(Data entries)
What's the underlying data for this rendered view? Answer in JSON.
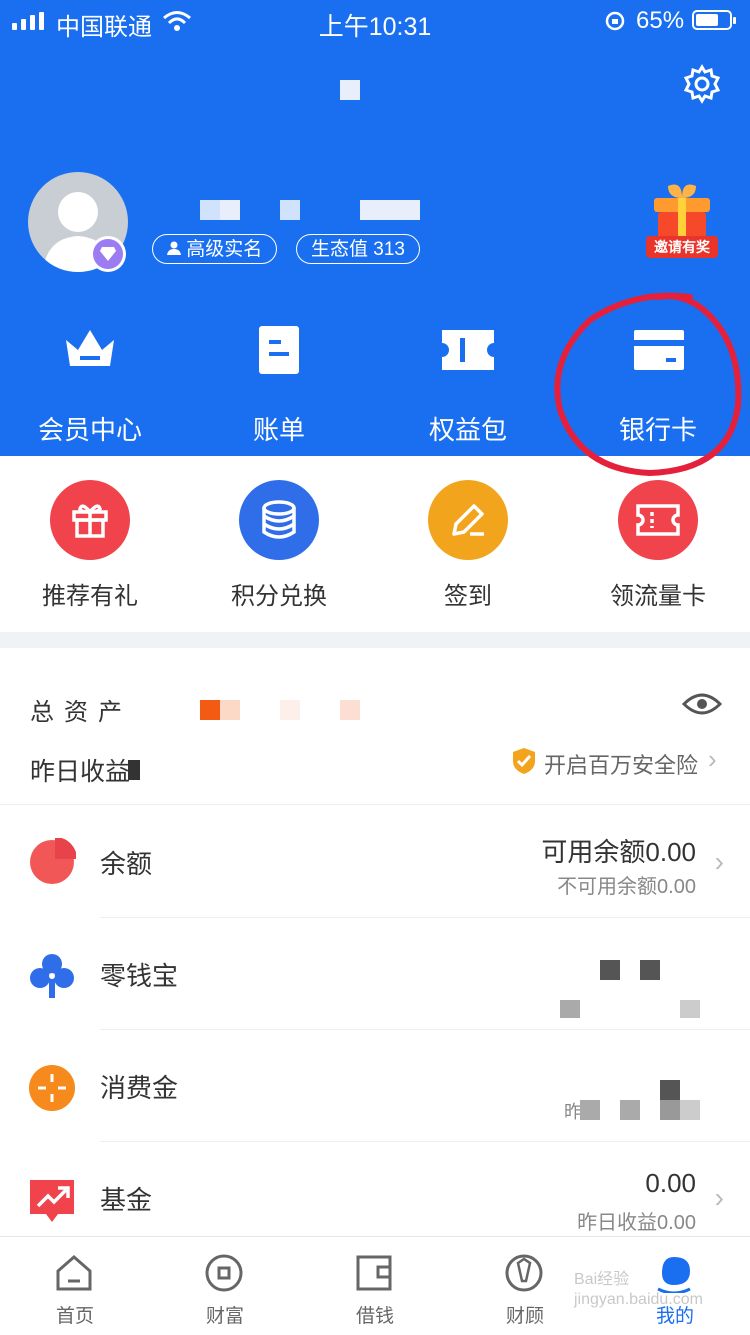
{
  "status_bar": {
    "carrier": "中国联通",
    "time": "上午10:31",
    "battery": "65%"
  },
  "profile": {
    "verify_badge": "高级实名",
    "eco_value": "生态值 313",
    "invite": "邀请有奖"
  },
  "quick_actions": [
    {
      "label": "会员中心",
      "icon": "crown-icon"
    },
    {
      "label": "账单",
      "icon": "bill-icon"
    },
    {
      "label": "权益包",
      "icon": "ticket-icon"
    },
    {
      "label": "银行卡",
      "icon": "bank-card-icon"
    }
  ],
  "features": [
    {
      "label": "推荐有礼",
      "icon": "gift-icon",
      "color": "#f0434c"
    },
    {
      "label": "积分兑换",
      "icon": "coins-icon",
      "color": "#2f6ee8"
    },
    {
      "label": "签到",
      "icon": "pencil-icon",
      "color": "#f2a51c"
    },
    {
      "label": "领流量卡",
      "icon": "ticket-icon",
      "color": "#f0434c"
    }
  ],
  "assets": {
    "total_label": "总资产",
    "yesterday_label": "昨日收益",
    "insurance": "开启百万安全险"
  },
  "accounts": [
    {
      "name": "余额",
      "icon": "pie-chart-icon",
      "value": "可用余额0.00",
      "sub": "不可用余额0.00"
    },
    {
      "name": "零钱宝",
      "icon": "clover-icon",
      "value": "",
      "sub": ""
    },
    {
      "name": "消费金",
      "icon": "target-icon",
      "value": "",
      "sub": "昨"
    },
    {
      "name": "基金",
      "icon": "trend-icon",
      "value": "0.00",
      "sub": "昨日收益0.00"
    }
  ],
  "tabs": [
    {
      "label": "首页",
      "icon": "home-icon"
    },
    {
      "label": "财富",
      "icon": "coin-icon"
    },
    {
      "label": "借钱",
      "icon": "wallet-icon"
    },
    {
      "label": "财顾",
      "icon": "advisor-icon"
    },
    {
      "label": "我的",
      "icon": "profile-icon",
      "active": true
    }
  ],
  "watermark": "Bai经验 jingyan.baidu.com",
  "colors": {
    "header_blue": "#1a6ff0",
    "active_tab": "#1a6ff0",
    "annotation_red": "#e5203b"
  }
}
* * *
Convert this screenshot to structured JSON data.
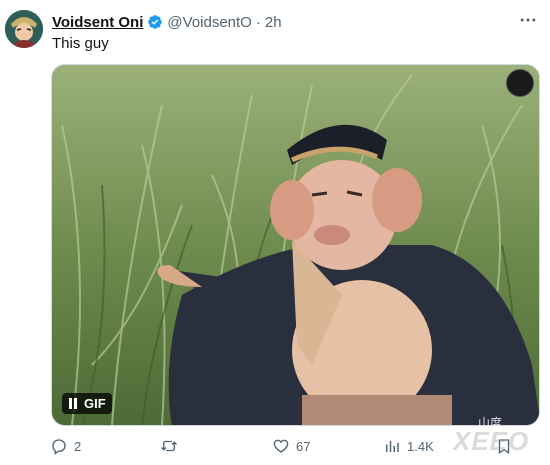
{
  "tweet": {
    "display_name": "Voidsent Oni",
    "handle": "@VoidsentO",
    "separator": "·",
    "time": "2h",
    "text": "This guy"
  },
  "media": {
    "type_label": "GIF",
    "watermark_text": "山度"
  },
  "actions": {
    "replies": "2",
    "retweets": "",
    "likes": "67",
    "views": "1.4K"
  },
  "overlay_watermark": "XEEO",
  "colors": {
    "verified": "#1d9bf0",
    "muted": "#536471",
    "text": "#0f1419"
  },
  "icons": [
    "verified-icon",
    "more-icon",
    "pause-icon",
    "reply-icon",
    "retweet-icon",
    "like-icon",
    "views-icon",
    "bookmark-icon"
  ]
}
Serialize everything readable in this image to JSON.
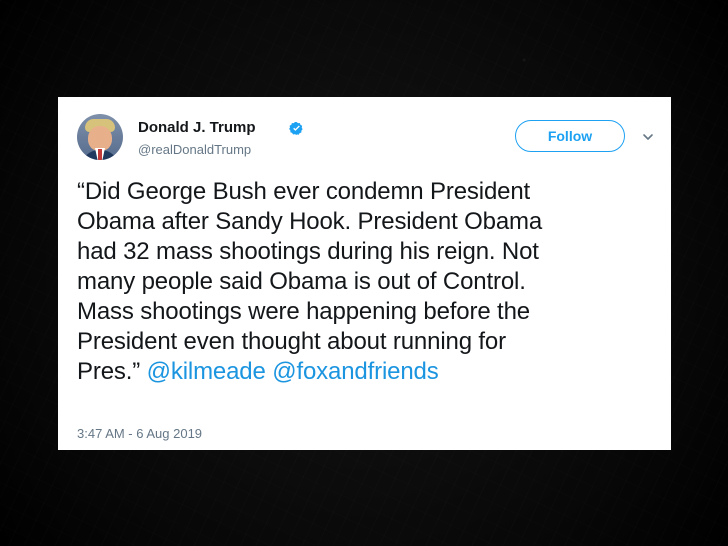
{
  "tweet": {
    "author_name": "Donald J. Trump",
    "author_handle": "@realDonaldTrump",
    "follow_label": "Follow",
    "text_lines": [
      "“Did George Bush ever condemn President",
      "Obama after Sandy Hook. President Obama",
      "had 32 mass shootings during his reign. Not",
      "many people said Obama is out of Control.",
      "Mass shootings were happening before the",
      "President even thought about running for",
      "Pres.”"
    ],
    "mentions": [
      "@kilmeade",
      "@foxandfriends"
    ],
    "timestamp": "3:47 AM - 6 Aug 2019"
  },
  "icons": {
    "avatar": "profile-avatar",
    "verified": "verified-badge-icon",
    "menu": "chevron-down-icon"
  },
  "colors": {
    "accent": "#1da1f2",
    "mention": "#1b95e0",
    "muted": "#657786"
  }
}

Prompt:
Keep only the lines that hold the string "Obama", and copy them out.

Solution for this problem:
      "Obama after Sandy Hook. President Obama",
      "many people said Obama is out of Control.",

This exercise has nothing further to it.